The request:
Return all lines with the word "SEMCO" in them.

Records contained in a dataset:
============================================================
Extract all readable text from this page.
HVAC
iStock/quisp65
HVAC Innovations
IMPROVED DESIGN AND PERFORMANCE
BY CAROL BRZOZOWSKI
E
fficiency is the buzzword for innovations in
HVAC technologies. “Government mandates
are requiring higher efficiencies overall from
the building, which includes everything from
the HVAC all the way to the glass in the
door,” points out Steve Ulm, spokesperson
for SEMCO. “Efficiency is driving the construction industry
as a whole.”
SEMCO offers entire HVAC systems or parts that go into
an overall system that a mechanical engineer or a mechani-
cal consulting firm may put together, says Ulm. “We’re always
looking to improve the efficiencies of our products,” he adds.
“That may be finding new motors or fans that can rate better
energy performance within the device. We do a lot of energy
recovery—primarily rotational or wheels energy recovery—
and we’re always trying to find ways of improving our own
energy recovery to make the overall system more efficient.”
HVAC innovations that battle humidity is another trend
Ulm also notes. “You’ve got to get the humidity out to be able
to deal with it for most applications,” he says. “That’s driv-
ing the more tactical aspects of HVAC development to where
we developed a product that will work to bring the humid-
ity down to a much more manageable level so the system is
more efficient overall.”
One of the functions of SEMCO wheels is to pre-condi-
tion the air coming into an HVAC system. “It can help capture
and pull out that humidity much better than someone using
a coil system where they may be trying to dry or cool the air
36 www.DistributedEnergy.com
============================================================
Task response:
for SEMCO. “Efficiency is driving the construction industry
SEMCO offers entire HVAC systems or parts that go into
One of the functions of SEMCO wheels is to pre-condi-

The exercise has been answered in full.